Figure dataset records:
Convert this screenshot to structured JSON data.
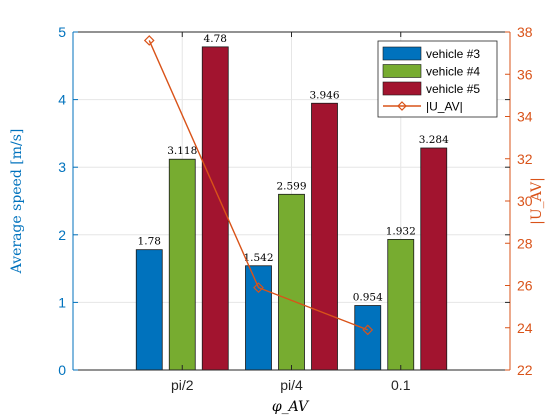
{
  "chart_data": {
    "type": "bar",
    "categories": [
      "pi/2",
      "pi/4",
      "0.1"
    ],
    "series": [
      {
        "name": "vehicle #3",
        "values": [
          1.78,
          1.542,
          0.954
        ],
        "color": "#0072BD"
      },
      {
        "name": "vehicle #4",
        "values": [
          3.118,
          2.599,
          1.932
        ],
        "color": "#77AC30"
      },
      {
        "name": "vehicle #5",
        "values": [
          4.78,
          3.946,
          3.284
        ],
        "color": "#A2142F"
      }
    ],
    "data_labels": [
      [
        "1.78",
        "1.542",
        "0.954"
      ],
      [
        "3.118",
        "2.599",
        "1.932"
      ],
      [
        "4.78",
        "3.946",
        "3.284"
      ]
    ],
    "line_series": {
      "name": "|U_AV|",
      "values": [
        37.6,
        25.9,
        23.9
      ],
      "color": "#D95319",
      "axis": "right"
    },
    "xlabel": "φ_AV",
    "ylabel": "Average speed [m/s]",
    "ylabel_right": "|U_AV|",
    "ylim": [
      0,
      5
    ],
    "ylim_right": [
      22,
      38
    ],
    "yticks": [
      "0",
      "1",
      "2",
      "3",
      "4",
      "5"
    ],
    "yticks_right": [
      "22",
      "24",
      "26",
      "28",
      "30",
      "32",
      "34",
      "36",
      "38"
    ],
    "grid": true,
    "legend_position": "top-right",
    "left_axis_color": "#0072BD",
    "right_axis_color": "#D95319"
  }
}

--

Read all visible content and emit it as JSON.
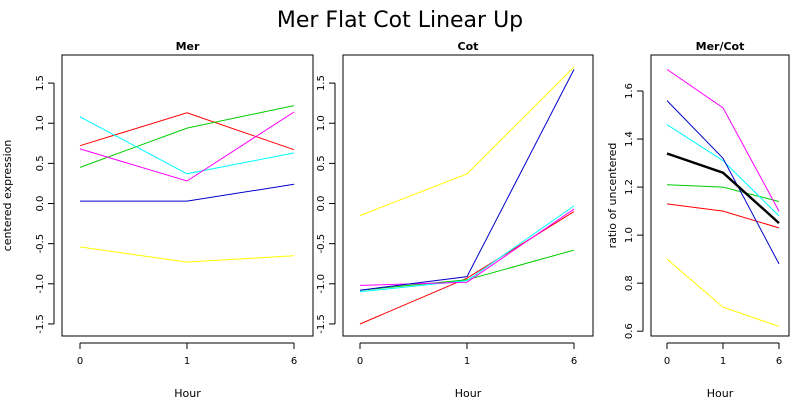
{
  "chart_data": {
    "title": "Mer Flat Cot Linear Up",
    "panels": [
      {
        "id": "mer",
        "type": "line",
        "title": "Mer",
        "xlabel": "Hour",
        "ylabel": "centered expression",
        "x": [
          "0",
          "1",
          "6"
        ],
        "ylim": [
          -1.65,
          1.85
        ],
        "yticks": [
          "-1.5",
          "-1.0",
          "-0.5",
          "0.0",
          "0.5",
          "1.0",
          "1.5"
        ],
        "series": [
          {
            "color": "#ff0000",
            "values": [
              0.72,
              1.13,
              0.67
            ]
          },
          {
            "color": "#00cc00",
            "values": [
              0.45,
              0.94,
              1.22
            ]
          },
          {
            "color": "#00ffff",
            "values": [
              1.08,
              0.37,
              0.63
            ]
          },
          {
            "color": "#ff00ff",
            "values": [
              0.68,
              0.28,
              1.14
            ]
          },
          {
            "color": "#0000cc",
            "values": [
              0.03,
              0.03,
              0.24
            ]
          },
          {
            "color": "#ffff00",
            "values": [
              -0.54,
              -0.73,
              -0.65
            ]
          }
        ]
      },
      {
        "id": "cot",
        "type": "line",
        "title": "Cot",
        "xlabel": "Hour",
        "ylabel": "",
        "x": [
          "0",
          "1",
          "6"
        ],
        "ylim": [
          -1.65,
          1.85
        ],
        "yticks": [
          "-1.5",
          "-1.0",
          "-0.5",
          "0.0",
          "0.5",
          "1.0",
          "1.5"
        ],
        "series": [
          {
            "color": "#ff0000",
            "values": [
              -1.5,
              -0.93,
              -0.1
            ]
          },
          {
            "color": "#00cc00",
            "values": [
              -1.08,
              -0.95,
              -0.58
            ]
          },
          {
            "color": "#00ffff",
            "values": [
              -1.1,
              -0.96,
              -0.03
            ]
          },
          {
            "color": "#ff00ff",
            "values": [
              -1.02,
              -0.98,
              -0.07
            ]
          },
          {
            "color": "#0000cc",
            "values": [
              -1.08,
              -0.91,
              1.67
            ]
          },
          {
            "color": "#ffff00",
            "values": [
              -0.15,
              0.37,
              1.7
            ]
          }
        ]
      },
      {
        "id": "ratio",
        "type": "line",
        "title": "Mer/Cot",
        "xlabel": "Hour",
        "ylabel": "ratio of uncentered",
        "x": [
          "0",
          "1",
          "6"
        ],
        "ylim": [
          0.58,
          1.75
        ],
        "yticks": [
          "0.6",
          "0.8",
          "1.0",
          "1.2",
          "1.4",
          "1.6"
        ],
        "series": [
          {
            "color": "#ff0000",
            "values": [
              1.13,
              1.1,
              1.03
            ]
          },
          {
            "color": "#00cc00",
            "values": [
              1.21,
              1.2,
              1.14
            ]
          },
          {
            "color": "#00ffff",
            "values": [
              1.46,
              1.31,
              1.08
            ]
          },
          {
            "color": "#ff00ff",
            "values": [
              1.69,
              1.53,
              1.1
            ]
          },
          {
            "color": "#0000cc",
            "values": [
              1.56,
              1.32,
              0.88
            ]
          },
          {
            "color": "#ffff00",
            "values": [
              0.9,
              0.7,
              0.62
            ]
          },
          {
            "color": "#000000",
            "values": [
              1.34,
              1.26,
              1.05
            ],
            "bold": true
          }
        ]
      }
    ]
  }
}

---

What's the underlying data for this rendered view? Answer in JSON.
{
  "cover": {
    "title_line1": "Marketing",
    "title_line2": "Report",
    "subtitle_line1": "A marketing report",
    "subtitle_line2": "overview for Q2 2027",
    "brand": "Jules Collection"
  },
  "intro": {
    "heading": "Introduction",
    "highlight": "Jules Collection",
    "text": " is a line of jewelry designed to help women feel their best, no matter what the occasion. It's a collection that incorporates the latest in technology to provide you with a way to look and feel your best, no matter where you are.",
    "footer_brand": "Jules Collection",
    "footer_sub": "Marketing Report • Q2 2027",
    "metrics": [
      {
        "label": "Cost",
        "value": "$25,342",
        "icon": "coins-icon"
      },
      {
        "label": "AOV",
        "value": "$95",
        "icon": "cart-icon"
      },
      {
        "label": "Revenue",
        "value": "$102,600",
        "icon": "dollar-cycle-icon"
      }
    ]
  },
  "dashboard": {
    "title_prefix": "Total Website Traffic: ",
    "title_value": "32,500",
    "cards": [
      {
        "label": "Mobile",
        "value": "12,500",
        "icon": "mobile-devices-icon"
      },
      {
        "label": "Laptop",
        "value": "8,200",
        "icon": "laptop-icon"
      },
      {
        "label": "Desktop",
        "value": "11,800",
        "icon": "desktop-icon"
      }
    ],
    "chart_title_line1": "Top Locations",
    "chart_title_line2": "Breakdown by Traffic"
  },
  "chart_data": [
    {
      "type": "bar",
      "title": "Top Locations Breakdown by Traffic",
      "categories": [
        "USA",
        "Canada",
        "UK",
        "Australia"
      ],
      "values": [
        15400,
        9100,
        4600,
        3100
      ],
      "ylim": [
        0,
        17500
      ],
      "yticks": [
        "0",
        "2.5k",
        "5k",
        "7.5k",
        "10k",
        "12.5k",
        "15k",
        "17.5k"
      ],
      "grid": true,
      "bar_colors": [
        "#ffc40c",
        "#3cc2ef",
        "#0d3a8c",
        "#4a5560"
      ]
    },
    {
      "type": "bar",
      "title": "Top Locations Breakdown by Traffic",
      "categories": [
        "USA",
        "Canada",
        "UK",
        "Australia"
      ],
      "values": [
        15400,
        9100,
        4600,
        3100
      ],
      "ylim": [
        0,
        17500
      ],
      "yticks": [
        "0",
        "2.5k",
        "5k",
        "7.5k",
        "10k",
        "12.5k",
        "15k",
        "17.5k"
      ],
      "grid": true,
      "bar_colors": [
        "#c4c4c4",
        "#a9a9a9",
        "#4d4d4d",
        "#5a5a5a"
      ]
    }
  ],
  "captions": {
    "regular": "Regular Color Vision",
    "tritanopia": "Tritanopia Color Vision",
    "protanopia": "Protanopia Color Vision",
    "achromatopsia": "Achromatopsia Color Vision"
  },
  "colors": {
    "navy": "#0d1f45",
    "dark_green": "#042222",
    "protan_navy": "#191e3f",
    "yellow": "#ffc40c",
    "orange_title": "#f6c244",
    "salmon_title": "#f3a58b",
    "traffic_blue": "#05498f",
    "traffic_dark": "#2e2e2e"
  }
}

→ **Aim of the exercise**
Only lines that contain the word "Jules" are wanted; copy each of them.

→ **Output for this exercise**
    "brand": "Jules Collection"
    "highlight": "Jules Collection",
    "footer_brand": "Jules Collection",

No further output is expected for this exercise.